■ **STATED GOAL**
Please swap "category-label" for "country-label" throughout the items below, and keep every other part of each line unchanged.

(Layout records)
***

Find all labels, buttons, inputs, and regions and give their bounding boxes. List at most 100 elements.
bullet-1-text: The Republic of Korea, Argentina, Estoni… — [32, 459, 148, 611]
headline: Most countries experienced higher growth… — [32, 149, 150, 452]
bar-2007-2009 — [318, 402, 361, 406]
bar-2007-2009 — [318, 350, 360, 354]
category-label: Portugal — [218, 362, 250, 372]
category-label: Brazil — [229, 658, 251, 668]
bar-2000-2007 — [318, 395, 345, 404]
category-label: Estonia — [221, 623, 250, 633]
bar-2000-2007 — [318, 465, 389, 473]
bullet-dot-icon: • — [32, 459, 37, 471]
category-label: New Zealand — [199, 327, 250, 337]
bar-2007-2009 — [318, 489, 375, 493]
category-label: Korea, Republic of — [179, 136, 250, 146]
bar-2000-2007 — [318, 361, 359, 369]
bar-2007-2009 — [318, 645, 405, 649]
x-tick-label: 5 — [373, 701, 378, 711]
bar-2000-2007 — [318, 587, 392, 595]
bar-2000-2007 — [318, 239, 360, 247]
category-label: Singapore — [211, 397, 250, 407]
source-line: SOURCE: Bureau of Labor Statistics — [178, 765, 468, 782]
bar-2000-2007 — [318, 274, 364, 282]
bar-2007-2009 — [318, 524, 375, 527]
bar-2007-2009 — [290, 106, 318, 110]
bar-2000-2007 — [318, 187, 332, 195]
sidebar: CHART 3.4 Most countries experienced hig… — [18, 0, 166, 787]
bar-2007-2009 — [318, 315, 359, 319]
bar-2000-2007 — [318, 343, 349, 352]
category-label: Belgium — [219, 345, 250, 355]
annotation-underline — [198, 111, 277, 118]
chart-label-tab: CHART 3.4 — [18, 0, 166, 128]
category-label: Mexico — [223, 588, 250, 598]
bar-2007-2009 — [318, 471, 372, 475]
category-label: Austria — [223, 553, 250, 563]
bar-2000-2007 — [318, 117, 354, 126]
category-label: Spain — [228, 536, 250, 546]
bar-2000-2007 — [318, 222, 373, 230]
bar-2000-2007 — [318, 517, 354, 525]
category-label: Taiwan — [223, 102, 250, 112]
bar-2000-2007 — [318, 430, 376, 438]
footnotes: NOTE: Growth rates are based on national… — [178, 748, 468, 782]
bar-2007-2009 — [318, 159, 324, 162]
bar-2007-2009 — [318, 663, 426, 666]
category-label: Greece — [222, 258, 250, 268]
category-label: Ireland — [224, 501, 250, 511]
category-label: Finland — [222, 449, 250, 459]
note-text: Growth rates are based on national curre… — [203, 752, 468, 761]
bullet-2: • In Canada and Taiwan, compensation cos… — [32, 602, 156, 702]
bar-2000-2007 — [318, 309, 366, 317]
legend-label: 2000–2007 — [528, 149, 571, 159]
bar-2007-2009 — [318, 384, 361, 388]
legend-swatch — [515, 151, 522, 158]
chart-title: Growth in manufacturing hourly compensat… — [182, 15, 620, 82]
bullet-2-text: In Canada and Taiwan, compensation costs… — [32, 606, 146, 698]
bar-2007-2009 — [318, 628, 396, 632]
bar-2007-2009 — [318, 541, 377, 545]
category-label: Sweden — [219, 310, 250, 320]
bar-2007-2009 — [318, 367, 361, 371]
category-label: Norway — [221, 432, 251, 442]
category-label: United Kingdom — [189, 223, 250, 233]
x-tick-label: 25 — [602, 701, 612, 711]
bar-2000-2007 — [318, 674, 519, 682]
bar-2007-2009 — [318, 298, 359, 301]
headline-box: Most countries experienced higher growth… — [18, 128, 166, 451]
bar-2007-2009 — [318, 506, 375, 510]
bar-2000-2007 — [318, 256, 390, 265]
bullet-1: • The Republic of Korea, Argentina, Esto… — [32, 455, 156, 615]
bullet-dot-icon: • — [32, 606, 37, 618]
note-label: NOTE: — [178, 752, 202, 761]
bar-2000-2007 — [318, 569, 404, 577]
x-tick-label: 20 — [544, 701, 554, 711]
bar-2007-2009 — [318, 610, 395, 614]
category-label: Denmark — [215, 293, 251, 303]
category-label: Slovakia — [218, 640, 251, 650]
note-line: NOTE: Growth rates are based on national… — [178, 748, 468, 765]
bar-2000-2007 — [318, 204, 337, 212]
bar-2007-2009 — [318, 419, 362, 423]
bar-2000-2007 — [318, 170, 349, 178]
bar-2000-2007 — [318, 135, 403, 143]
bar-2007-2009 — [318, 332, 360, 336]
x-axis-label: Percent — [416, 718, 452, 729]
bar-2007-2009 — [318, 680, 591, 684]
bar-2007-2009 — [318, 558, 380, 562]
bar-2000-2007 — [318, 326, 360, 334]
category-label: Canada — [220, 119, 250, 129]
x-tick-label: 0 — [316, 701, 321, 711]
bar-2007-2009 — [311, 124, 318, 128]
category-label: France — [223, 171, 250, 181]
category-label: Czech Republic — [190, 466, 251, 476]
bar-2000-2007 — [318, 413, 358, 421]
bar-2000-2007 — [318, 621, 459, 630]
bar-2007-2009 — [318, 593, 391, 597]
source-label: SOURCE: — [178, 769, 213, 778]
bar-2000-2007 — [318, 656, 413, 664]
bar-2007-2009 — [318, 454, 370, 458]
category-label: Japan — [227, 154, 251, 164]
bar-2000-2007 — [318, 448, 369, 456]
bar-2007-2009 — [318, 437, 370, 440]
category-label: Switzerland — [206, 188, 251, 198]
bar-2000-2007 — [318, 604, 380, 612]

***

■ **ANSWER**
Find all labels, buttons, inputs, and regions and give their bounding boxes. List at most 100 elements.
bullet-1-text: The Republic of Korea, Argentina, Estoni… — [32, 459, 148, 611]
headline: Most countries experienced higher growth… — [32, 149, 150, 452]
bar-2007-2009 — [318, 402, 361, 406]
bar-2007-2009 — [318, 350, 360, 354]
country-label: Portugal — [218, 362, 250, 372]
country-label: Brazil — [229, 658, 251, 668]
bar-2000-2007 — [318, 395, 345, 404]
country-label: Estonia — [221, 623, 250, 633]
bar-2000-2007 — [318, 465, 389, 473]
bullet-dot-icon: • — [32, 459, 37, 471]
country-label: New Zealand — [199, 327, 250, 337]
bar-2007-2009 — [318, 489, 375, 493]
country-label: Korea, Republic of — [179, 136, 250, 146]
bar-2000-2007 — [318, 361, 359, 369]
bar-2007-2009 — [318, 645, 405, 649]
x-tick-label: 5 — [373, 701, 378, 711]
bar-2000-2007 — [318, 587, 392, 595]
bar-2000-2007 — [318, 239, 360, 247]
country-label: Singapore — [211, 397, 250, 407]
source-line: SOURCE: Bureau of Labor Statistics — [178, 765, 468, 782]
bar-2000-2007 — [318, 274, 364, 282]
bar-2007-2009 — [318, 524, 375, 527]
bar-2007-2009 — [290, 106, 318, 110]
bar-2000-2007 — [318, 187, 332, 195]
sidebar: CHART 3.4 Most countries experienced hig… — [18, 0, 166, 787]
bar-2007-2009 — [318, 315, 359, 319]
bar-2000-2007 — [318, 343, 349, 352]
country-label: Belgium — [219, 345, 250, 355]
annotation-underline — [198, 111, 277, 118]
chart-label-tab: CHART 3.4 — [18, 0, 166, 128]
country-label: Mexico — [223, 588, 250, 598]
bar-2007-2009 — [318, 471, 372, 475]
country-label: Austria — [223, 553, 250, 563]
bar-2000-2007 — [318, 117, 354, 126]
country-label: Spain — [228, 536, 250, 546]
bar-2000-2007 — [318, 222, 373, 230]
bar-2000-2007 — [318, 517, 354, 525]
country-label: Taiwan — [223, 102, 250, 112]
bar-2000-2007 — [318, 430, 376, 438]
footnotes: NOTE: Growth rates are based on national… — [178, 748, 468, 782]
bar-2007-2009 — [318, 159, 324, 162]
bar-2007-2009 — [318, 663, 426, 666]
country-label: Greece — [222, 258, 250, 268]
country-label: Ireland — [224, 501, 250, 511]
country-label: Finland — [222, 449, 250, 459]
note-text: Growth rates are based on national curre… — [203, 752, 468, 761]
bullet-2: • In Canada and Taiwan, compensation cos… — [32, 602, 156, 702]
bar-2000-2007 — [318, 309, 366, 317]
legend-label: 2000–2007 — [528, 149, 571, 159]
bar-2007-2009 — [318, 384, 361, 388]
legend-swatch — [515, 151, 522, 158]
chart-title: Growth in manufacturing hourly compensat… — [182, 15, 620, 82]
bullet-2-text: In Canada and Taiwan, compensation costs… — [32, 606, 146, 698]
bar-2007-2009 — [318, 628, 396, 632]
bar-2007-2009 — [318, 541, 377, 545]
country-label: Sweden — [219, 310, 250, 320]
bar-2007-2009 — [318, 367, 361, 371]
country-label: Norway — [221, 432, 251, 442]
country-label: United Kingdom — [189, 223, 250, 233]
x-tick-label: 25 — [602, 701, 612, 711]
bar-2000-2007 — [318, 674, 519, 682]
bar-2007-2009 — [318, 298, 359, 301]
headline-box: Most countries experienced higher growth… — [18, 128, 166, 451]
bar-2007-2009 — [318, 506, 375, 510]
bar-2000-2007 — [318, 256, 390, 265]
bullet-1: • The Republic of Korea, Argentina, Esto… — [32, 455, 156, 615]
bullet-dot-icon: • — [32, 606, 37, 618]
note-label: NOTE: — [178, 752, 202, 761]
bar-2000-2007 — [318, 569, 404, 577]
x-tick-label: 20 — [544, 701, 554, 711]
bar-2007-2009 — [318, 610, 395, 614]
country-label: Denmark — [215, 293, 251, 303]
country-label: Slovakia — [218, 640, 251, 650]
note-line: NOTE: Growth rates are based on national… — [178, 748, 468, 765]
bar-2000-2007 — [318, 204, 337, 212]
bar-2007-2009 — [318, 419, 362, 423]
bar-2000-2007 — [318, 170, 349, 178]
bar-2000-2007 — [318, 135, 403, 143]
bar-2007-2009 — [318, 332, 360, 336]
x-axis-label: Percent — [416, 718, 452, 729]
bar-2007-2009 — [318, 680, 591, 684]
bar-2007-2009 — [318, 558, 380, 562]
bar-2000-2007 — [318, 326, 360, 334]
country-label: Canada — [220, 119, 250, 129]
x-tick-label: 0 — [316, 701, 321, 711]
bar-2007-2009 — [311, 124, 318, 128]
country-label: France — [223, 171, 250, 181]
country-label: Czech Republic — [190, 466, 251, 476]
bar-2000-2007 — [318, 413, 358, 421]
bar-2000-2007 — [318, 621, 459, 630]
bar-2007-2009 — [318, 593, 391, 597]
source-label: SOURCE: — [178, 769, 213, 778]
bar-2000-2007 — [318, 656, 413, 664]
bar-2007-2009 — [318, 454, 370, 458]
country-label: Japan — [227, 154, 251, 164]
bar-2000-2007 — [318, 448, 369, 456]
bar-2007-2009 — [318, 437, 370, 440]
country-label: Switzerland — [206, 188, 251, 198]
bar-2000-2007 — [318, 604, 380, 612]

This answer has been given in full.